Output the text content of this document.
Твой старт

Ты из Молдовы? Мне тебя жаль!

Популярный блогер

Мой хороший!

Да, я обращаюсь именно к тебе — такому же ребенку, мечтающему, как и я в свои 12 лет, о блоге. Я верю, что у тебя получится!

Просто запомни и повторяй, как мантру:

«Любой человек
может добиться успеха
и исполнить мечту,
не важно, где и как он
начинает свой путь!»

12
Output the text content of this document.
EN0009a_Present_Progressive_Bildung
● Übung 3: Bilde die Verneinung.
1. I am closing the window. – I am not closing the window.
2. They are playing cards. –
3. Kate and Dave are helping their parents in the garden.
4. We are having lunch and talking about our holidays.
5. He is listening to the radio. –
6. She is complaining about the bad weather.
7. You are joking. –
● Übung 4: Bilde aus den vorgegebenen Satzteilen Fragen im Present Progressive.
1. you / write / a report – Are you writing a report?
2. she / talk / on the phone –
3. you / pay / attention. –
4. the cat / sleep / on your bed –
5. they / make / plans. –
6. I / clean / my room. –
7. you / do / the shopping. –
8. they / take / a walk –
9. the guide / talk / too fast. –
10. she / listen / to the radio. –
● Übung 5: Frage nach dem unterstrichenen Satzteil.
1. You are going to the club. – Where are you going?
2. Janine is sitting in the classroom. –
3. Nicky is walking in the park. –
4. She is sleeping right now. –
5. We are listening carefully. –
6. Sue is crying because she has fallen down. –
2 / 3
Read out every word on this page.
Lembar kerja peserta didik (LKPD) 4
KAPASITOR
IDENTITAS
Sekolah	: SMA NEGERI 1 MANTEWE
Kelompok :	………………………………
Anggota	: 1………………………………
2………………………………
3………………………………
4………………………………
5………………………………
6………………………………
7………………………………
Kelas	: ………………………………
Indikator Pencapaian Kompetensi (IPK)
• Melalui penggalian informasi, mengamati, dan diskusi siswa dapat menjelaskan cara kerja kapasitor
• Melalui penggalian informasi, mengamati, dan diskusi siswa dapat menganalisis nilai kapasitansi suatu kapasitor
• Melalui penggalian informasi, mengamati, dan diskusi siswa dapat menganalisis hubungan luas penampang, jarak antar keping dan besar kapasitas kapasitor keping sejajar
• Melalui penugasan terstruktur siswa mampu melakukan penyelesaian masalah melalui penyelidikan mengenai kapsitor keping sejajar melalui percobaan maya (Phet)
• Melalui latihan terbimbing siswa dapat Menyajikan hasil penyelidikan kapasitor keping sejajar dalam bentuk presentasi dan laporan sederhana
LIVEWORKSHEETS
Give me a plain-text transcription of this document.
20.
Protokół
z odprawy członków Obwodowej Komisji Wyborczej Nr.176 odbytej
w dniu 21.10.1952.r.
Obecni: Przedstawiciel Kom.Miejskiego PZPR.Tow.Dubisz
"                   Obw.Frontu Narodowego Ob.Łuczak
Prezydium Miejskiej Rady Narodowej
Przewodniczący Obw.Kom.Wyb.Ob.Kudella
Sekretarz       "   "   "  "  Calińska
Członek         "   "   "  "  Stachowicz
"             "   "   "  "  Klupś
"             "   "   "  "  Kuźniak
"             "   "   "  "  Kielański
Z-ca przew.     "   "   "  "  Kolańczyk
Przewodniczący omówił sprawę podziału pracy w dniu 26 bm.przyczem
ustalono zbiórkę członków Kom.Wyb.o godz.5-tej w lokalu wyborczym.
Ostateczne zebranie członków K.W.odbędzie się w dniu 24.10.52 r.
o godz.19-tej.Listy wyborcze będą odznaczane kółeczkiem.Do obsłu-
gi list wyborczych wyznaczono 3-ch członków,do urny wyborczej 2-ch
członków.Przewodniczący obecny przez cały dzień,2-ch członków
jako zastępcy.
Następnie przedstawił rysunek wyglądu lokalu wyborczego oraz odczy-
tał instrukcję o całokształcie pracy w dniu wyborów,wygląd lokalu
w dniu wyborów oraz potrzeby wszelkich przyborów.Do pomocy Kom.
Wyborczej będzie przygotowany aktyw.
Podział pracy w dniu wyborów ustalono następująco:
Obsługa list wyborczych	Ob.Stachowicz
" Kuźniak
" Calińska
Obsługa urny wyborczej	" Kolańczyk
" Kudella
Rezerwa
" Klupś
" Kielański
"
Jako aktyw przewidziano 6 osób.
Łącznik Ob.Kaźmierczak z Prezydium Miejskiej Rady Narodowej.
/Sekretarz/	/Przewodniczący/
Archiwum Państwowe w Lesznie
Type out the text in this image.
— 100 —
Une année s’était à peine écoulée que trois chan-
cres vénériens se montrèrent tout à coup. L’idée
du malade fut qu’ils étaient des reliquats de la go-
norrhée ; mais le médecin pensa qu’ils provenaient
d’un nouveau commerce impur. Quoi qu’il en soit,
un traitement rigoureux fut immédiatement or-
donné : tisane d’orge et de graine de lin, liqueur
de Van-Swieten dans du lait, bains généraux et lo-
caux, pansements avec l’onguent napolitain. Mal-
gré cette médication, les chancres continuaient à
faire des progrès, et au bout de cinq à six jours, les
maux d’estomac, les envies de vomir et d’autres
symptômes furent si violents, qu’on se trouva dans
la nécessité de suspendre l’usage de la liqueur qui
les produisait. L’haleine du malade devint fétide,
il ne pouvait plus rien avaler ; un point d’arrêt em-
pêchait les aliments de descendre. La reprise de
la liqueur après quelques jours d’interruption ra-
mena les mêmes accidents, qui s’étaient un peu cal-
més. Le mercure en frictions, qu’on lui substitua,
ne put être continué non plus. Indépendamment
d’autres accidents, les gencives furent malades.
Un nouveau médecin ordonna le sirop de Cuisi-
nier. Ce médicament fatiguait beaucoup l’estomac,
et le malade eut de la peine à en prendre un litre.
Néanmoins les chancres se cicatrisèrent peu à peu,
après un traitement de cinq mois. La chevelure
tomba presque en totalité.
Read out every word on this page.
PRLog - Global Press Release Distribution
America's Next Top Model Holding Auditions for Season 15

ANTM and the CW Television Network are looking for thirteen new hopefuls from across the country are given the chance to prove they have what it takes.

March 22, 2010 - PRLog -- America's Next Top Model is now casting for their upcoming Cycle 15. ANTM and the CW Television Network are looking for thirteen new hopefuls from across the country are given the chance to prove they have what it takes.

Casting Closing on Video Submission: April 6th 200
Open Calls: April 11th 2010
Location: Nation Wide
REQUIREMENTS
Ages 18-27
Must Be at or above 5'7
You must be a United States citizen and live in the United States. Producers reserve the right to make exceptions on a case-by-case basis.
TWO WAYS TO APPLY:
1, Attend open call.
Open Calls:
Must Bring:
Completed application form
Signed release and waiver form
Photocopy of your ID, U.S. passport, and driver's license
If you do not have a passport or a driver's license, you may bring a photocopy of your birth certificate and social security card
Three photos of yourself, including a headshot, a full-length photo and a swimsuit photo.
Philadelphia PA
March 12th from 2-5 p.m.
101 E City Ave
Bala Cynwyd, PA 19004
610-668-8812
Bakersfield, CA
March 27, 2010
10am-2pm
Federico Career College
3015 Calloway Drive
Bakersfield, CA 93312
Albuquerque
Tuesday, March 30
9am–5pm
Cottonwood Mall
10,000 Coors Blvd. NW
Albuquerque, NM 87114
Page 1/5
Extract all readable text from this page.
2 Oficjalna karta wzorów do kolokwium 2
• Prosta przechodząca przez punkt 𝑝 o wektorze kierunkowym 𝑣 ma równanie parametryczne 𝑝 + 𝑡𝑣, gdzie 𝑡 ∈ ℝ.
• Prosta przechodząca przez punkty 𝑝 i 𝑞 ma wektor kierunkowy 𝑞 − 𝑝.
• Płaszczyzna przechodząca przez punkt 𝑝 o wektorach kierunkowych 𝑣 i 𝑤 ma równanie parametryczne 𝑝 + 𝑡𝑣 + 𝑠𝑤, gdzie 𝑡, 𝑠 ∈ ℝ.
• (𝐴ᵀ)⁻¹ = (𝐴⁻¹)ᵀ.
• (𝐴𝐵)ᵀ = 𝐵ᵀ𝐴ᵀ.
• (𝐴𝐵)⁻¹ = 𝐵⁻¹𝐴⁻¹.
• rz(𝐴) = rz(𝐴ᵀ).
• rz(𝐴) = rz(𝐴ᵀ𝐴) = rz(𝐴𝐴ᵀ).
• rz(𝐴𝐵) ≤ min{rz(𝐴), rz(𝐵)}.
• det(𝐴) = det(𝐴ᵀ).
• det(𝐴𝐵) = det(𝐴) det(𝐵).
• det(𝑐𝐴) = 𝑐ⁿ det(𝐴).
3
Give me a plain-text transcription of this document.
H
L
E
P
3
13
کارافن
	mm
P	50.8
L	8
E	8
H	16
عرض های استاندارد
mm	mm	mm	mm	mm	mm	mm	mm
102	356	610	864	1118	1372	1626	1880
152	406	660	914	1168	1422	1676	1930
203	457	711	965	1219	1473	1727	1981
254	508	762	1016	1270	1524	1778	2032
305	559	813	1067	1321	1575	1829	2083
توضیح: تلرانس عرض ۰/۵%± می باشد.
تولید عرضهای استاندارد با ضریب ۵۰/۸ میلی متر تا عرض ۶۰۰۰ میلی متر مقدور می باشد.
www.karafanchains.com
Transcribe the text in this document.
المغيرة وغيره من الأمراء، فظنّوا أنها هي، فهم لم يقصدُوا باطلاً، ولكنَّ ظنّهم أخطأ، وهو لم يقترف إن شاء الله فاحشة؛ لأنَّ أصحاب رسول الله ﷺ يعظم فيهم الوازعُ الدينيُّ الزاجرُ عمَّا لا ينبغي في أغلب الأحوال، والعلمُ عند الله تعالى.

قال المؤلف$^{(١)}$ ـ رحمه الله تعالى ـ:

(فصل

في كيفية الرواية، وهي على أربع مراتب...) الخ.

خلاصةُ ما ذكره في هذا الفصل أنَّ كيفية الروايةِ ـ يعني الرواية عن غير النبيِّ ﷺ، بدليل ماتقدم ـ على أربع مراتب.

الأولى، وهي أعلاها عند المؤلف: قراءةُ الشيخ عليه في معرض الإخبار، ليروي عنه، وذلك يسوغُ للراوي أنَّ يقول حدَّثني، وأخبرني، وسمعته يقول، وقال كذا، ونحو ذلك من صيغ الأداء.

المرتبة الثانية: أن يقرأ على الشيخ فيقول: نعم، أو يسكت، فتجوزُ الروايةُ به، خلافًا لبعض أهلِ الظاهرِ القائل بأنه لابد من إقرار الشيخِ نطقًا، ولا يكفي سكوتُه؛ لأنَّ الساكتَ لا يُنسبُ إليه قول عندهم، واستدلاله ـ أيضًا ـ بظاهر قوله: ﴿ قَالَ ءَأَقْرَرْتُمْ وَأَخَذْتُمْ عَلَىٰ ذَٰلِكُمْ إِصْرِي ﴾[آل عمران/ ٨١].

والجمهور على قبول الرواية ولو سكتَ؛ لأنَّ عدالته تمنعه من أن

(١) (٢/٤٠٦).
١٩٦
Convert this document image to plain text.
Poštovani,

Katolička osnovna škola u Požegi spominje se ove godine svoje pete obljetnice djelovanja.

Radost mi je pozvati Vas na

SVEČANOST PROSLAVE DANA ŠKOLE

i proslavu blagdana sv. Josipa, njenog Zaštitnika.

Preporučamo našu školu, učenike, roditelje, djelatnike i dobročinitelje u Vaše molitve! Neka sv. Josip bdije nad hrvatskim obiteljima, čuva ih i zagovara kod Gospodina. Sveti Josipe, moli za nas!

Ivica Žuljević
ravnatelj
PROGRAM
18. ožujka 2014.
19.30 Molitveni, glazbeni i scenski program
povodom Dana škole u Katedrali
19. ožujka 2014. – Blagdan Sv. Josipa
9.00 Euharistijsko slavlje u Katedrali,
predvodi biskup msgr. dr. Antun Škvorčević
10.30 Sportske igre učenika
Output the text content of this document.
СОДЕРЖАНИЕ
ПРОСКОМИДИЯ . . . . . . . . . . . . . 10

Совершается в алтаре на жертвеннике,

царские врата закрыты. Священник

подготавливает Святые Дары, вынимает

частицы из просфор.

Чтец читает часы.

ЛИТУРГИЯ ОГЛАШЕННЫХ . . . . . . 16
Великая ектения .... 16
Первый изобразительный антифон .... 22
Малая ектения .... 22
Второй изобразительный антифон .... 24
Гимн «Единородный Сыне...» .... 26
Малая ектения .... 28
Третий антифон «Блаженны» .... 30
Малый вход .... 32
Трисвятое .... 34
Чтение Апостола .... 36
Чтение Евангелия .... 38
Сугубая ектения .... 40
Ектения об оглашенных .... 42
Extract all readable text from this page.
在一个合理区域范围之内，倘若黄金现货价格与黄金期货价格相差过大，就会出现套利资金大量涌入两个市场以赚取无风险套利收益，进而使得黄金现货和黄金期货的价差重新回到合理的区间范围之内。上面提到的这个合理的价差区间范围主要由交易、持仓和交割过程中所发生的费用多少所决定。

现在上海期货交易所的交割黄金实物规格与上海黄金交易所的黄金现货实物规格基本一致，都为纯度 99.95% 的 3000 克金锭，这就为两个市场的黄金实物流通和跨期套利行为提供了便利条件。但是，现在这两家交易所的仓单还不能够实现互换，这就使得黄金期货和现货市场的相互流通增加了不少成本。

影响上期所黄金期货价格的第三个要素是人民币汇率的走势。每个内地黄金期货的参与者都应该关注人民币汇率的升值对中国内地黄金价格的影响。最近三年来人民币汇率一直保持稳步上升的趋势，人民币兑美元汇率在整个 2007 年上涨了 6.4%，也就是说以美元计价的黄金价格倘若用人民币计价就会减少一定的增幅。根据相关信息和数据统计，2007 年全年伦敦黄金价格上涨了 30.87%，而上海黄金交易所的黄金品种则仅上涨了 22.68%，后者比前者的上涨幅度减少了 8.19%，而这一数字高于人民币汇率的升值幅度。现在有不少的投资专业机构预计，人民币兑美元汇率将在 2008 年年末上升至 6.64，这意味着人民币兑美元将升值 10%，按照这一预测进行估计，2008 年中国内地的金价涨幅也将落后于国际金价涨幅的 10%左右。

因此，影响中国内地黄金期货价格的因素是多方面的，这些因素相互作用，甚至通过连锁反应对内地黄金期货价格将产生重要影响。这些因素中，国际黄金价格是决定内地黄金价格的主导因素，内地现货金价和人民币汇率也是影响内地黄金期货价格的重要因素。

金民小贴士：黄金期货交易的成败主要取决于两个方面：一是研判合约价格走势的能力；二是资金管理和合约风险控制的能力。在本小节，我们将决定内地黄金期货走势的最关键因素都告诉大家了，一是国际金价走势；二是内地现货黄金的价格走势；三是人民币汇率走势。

**TASK TO COMPLETE:** Gather up every line from the listing above in which the word "تعالى" occurs.

**SOLUTION TO THIS EXERCISE:**
المغيرة وغيره من الأمراء، فظنّوا أنها هي، فهم لم يقصدُوا باطلاً، ولكنَّ ظنّهم أخطأ، وهو لم يقترف إن شاء الله فاحشة؛ لأنَّ أصحاب رسول الله ﷺ يعظم فيهم الوازعُ الدينيُّ الزاجرُ عمَّا لا ينبغي في أغلب الأحوال، والعلمُ عند الله تعالى.
قال المؤلف$^{(١)}$ ـ رحمه الله تعالى ـ:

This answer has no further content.